** BEGIN **
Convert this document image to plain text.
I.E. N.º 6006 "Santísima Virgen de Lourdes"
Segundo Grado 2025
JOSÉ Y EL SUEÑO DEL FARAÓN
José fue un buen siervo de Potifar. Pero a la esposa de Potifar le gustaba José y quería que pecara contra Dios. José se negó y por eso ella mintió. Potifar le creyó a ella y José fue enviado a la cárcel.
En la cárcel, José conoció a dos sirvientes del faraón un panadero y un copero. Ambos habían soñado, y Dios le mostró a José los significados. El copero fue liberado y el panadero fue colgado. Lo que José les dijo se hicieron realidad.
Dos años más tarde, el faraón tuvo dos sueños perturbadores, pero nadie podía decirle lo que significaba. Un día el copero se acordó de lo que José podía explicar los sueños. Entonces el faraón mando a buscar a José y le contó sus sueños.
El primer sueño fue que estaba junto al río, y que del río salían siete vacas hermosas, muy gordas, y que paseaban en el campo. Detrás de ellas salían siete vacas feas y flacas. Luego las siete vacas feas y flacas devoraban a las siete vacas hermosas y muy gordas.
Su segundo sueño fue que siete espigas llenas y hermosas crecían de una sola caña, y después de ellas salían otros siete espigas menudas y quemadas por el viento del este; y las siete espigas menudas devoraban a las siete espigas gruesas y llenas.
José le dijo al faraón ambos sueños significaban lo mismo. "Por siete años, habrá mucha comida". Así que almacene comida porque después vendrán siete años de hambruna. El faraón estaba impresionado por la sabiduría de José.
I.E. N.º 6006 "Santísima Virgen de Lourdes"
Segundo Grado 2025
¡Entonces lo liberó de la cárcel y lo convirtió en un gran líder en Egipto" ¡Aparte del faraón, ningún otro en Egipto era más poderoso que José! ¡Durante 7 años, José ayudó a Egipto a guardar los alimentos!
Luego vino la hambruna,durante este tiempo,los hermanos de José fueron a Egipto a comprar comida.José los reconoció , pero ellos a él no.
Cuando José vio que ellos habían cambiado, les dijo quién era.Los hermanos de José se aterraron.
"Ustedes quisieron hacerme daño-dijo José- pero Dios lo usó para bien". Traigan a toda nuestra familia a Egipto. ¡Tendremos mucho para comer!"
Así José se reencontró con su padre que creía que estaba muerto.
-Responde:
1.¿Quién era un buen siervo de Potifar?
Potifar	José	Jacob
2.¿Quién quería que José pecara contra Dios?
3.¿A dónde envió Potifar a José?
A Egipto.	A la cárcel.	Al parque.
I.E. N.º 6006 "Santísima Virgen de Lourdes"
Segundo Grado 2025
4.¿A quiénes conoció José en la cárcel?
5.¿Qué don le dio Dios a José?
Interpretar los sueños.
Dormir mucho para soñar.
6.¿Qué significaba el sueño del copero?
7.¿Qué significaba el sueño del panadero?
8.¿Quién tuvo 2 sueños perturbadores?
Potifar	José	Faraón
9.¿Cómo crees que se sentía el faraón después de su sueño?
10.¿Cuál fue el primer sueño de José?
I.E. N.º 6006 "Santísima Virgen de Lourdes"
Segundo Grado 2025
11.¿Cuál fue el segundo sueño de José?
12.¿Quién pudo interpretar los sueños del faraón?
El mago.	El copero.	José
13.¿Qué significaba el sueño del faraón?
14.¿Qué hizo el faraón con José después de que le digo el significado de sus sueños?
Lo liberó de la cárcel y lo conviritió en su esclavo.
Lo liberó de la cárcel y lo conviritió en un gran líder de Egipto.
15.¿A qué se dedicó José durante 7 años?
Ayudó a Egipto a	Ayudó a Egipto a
** END **
**Required work**
Identify each line in the records above that contains the word "hambruna", and copy it out in full.

**Response to the task**
José le dijo al faraón ambos sueños significaban lo mismo. "Por siete años, habrá mucha comida". Así que almacene comida porque después vendrán siete años de hambruna. El faraón estaba impresionado por la sabiduría de José.
Luego vino la hambruna,durante este tiempo,los hermanos de José fueron a Egipto a comprar comida.José los reconoció , pero ellos a él no.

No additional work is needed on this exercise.